** START OF INFORMATION GIVEN **

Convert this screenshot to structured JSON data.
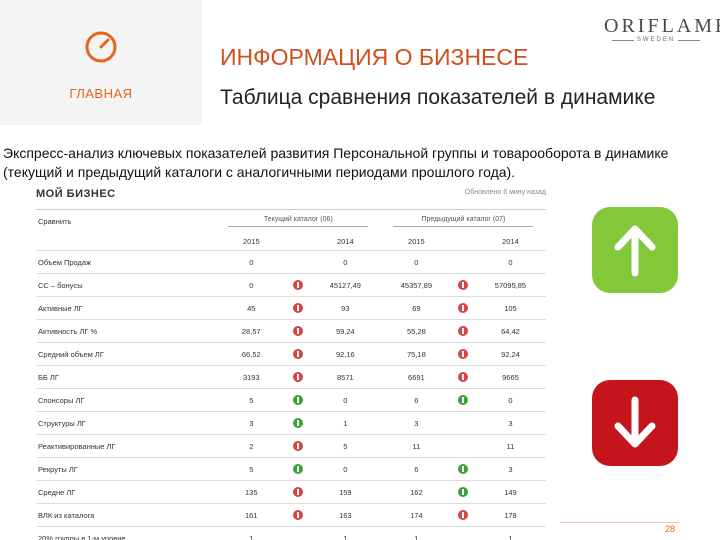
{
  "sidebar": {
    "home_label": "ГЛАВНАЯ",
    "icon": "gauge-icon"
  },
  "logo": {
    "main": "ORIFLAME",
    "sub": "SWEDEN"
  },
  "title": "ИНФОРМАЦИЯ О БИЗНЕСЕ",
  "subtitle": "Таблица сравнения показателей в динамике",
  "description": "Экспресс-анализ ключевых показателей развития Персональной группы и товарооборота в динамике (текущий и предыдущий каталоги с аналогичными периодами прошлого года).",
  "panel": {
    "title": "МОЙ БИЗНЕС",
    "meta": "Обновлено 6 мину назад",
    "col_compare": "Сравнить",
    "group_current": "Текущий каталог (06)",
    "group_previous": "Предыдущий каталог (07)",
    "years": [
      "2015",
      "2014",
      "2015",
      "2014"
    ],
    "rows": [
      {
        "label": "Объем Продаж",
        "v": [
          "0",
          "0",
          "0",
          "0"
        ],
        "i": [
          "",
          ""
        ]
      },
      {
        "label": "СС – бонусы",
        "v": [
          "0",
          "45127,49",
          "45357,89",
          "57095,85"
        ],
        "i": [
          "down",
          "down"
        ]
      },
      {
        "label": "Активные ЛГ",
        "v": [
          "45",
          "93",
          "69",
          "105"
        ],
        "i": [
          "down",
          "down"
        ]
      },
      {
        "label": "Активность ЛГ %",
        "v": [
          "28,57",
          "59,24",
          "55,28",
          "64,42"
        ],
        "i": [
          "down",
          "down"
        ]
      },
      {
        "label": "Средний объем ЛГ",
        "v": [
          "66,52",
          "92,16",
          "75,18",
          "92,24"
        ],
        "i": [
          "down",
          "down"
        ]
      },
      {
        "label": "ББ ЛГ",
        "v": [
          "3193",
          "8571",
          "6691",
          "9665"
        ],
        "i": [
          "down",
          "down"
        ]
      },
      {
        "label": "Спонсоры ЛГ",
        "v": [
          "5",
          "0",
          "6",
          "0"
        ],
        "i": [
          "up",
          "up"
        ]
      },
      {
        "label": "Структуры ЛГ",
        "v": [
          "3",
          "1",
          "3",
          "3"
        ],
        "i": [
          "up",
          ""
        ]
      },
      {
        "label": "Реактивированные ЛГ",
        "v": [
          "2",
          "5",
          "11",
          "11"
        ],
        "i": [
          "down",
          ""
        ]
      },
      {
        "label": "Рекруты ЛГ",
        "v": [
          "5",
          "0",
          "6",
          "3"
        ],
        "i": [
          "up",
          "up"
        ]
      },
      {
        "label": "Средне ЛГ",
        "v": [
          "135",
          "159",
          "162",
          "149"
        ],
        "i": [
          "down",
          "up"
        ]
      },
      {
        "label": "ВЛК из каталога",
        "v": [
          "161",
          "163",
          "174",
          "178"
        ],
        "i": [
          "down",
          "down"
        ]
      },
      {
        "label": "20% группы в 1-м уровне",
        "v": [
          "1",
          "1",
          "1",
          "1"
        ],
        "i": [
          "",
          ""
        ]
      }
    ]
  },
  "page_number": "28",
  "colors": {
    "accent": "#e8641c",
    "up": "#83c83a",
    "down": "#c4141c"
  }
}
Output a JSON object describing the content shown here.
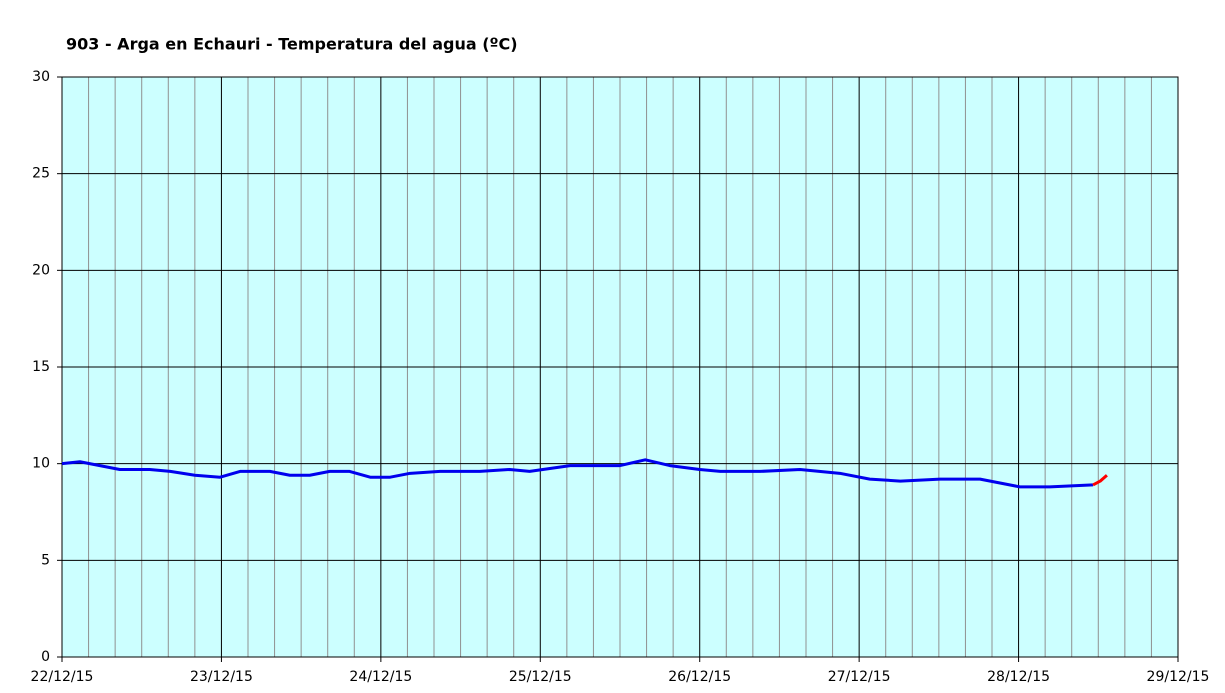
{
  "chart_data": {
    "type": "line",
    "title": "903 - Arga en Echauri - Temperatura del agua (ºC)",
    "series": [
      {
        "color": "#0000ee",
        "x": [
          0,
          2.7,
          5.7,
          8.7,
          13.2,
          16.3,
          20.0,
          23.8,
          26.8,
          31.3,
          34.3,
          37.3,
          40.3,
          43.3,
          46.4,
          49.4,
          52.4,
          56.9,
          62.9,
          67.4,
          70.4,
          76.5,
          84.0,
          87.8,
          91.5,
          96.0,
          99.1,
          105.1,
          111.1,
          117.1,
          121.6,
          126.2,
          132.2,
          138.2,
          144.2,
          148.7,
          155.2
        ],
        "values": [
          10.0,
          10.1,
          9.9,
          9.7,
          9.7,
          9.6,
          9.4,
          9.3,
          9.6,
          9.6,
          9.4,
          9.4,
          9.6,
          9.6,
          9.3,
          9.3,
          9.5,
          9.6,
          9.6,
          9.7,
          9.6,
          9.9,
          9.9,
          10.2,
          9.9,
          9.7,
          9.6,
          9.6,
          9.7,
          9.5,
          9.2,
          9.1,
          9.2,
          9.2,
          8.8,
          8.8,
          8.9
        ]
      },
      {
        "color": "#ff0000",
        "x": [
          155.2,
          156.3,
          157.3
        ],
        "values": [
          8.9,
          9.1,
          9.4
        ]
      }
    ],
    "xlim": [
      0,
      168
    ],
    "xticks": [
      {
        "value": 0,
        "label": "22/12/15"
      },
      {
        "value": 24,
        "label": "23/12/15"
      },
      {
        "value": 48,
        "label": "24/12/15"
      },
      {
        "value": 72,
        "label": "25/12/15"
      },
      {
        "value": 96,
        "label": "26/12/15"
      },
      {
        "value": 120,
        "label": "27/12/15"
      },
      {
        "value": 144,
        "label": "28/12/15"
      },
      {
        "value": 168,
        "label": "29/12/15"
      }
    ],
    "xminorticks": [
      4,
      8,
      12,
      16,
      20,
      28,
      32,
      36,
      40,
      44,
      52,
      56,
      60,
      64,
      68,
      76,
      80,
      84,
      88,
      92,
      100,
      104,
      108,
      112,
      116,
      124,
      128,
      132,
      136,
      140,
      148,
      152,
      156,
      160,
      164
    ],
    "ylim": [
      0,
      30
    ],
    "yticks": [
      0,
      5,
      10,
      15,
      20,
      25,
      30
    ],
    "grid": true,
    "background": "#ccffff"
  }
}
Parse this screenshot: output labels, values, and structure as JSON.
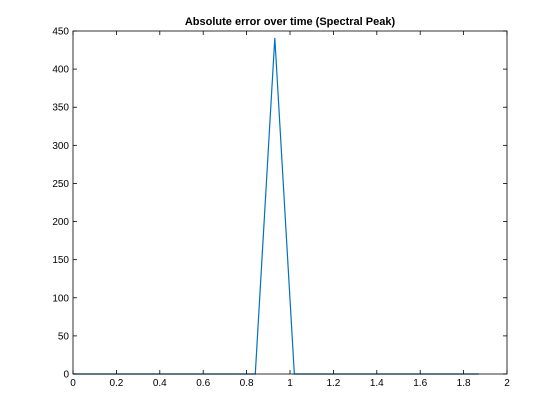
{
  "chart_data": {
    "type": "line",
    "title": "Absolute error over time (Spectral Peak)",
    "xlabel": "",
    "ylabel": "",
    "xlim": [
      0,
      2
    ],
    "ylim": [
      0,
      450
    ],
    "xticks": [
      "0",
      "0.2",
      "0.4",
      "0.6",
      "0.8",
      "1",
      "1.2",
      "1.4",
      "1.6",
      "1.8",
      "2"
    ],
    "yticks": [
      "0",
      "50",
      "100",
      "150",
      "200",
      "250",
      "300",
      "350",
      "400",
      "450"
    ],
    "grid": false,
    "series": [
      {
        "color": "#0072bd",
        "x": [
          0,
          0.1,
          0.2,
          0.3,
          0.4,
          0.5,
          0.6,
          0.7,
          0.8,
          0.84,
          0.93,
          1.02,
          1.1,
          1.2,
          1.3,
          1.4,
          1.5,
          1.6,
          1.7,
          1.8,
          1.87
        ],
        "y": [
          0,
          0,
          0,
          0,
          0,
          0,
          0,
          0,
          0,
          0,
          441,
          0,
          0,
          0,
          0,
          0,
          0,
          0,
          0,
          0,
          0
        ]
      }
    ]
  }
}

** END OF INFORMATION GIVEN **

## STATED EXERCISE
Leave out the pictures and repeat everything else in the records exactly.

## EXERCISE ANSWER
Convert this screenshot to structured JSON data.
{
  "sidebar": {
    "home_label": "ГЛАВНАЯ",
    "icon": "gauge-icon"
  },
  "logo": {
    "main": "ORIFLAME",
    "sub": "SWEDEN"
  },
  "title": "ИНФОРМАЦИЯ О БИЗНЕСЕ",
  "subtitle": "Таблица сравнения показателей в динамике",
  "description": "Экспресс-анализ ключевых показателей развития Персональной группы и товарооборота в динамике (текущий и предыдущий каталоги с аналогичными периодами прошлого года).",
  "panel": {
    "title": "МОЙ БИЗНЕС",
    "meta": "Обновлено 6 мину назад",
    "col_compare": "Сравнить",
    "group_current": "Текущий каталог (06)",
    "group_previous": "Предыдущий каталог (07)",
    "years": [
      "2015",
      "2014",
      "2015",
      "2014"
    ],
    "rows": [
      {
        "label": "Объем Продаж",
        "v": [
          "0",
          "0",
          "0",
          "0"
        ],
        "i": [
          "",
          ""
        ]
      },
      {
        "label": "СС – бонусы",
        "v": [
          "0",
          "45127,49",
          "45357,89",
          "57095,85"
        ],
        "i": [
          "down",
          "down"
        ]
      },
      {
        "label": "Активные ЛГ",
        "v": [
          "45",
          "93",
          "69",
          "105"
        ],
        "i": [
          "down",
          "down"
        ]
      },
      {
        "label": "Активность ЛГ %",
        "v": [
          "28,57",
          "59,24",
          "55,28",
          "64,42"
        ],
        "i": [
          "down",
          "down"
        ]
      },
      {
        "label": "Средний объем ЛГ",
        "v": [
          "66,52",
          "92,16",
          "75,18",
          "92,24"
        ],
        "i": [
          "down",
          "down"
        ]
      },
      {
        "label": "ББ ЛГ",
        "v": [
          "3193",
          "8571",
          "6691",
          "9665"
        ],
        "i": [
          "down",
          "down"
        ]
      },
      {
        "label": "Спонсоры ЛГ",
        "v": [
          "5",
          "0",
          "6",
          "0"
        ],
        "i": [
          "up",
          "up"
        ]
      },
      {
        "label": "Структуры ЛГ",
        "v": [
          "3",
          "1",
          "3",
          "3"
        ],
        "i": [
          "up",
          ""
        ]
      },
      {
        "label": "Реактивированные ЛГ",
        "v": [
          "2",
          "5",
          "11",
          "11"
        ],
        "i": [
          "down",
          ""
        ]
      },
      {
        "label": "Рекруты ЛГ",
        "v": [
          "5",
          "0",
          "6",
          "3"
        ],
        "i": [
          "up",
          "up"
        ]
      },
      {
        "label": "Средне ЛГ",
        "v": [
          "135",
          "159",
          "162",
          "149"
        ],
        "i": [
          "down",
          "up"
        ]
      },
      {
        "label": "ВЛК из каталога",
        "v": [
          "161",
          "163",
          "174",
          "178"
        ],
        "i": [
          "down",
          "down"
        ]
      },
      {
        "label": "20% группы в 1-м уровне",
        "v": [
          "1",
          "1",
          "1",
          "1"
        ],
        "i": [
          "",
          ""
        ]
      }
    ]
  },
  "page_number": "28",
  "colors": {
    "accent": "#e8641c",
    "up": "#83c83a",
    "down": "#c4141c"
  }
}
Output a JSON object describing the content shown here.
{
  "chart_data": {
    "type": "line",
    "title": "903 - Arga en Echauri - Temperatura del agua (ºC)",
    "series": [
      {
        "color": "#0000ee",
        "x": [
          0,
          2.7,
          5.7,
          8.7,
          13.2,
          16.3,
          20.0,
          23.8,
          26.8,
          31.3,
          34.3,
          37.3,
          40.3,
          43.3,
          46.4,
          49.4,
          52.4,
          56.9,
          62.9,
          67.4,
          70.4,
          76.5,
          84.0,
          87.8,
          91.5,
          96.0,
          99.1,
          105.1,
          111.1,
          117.1,
          121.6,
          126.2,
          132.2,
          138.2,
          144.2,
          148.7,
          155.2
        ],
        "values": [
          10.0,
          10.1,
          9.9,
          9.7,
          9.7,
          9.6,
          9.4,
          9.3,
          9.6,
          9.6,
          9.4,
          9.4,
          9.6,
          9.6,
          9.3,
          9.3,
          9.5,
          9.6,
          9.6,
          9.7,
          9.6,
          9.9,
          9.9,
          10.2,
          9.9,
          9.7,
          9.6,
          9.6,
          9.7,
          9.5,
          9.2,
          9.1,
          9.2,
          9.2,
          8.8,
          8.8,
          8.9
        ]
      },
      {
        "color": "#ff0000",
        "x": [
          155.2,
          156.3,
          157.3
        ],
        "values": [
          8.9,
          9.1,
          9.4
        ]
      }
    ],
    "xlim": [
      0,
      168
    ],
    "xticks": [
      {
        "value": 0,
        "label": "22/12/15"
      },
      {
        "value": 24,
        "label": "23/12/15"
      },
      {
        "value": 48,
        "label": "24/12/15"
      },
      {
        "value": 72,
        "label": "25/12/15"
      },
      {
        "value": 96,
        "label": "26/12/15"
      },
      {
        "value": 120,
        "label": "27/12/15"
      },
      {
        "value": 144,
        "label": "28/12/15"
      },
      {
        "value": 168,
        "label": "29/12/15"
      }
    ],
    "xminorticks": [
      4,
      8,
      12,
      16,
      20,
      28,
      32,
      36,
      40,
      44,
      52,
      56,
      60,
      64,
      68,
      76,
      80,
      84,
      88,
      92,
      100,
      104,
      108,
      112,
      116,
      124,
      128,
      132,
      136,
      140,
      148,
      152,
      156,
      160,
      164
    ],
    "ylim": [
      0,
      30
    ],
    "yticks": [
      0,
      5,
      10,
      15,
      20,
      25,
      30
    ],
    "grid": true,
    "background": "#ccffff"
  }
}
Parse this screenshot: output labels, values, and structure as JSON.
{
  "chart_data": {
    "type": "line",
    "title": "Absolute error over time (Spectral Peak)",
    "xlabel": "",
    "ylabel": "",
    "xlim": [
      0,
      2
    ],
    "ylim": [
      0,
      450
    ],
    "xticks": [
      "0",
      "0.2",
      "0.4",
      "0.6",
      "0.8",
      "1",
      "1.2",
      "1.4",
      "1.6",
      "1.8",
      "2"
    ],
    "yticks": [
      "0",
      "50",
      "100",
      "150",
      "200",
      "250",
      "300",
      "350",
      "400",
      "450"
    ],
    "grid": false,
    "series": [
      {
        "color": "#0072bd",
        "x": [
          0,
          0.1,
          0.2,
          0.3,
          0.4,
          0.5,
          0.6,
          0.7,
          0.8,
          0.84,
          0.93,
          1.02,
          1.1,
          1.2,
          1.3,
          1.4,
          1.5,
          1.6,
          1.7,
          1.8,
          1.87
        ],
        "y": [
          0,
          0,
          0,
          0,
          0,
          0,
          0,
          0,
          0,
          0,
          441,
          0,
          0,
          0,
          0,
          0,
          0,
          0,
          0,
          0,
          0
        ]
      }
    ]
  }
}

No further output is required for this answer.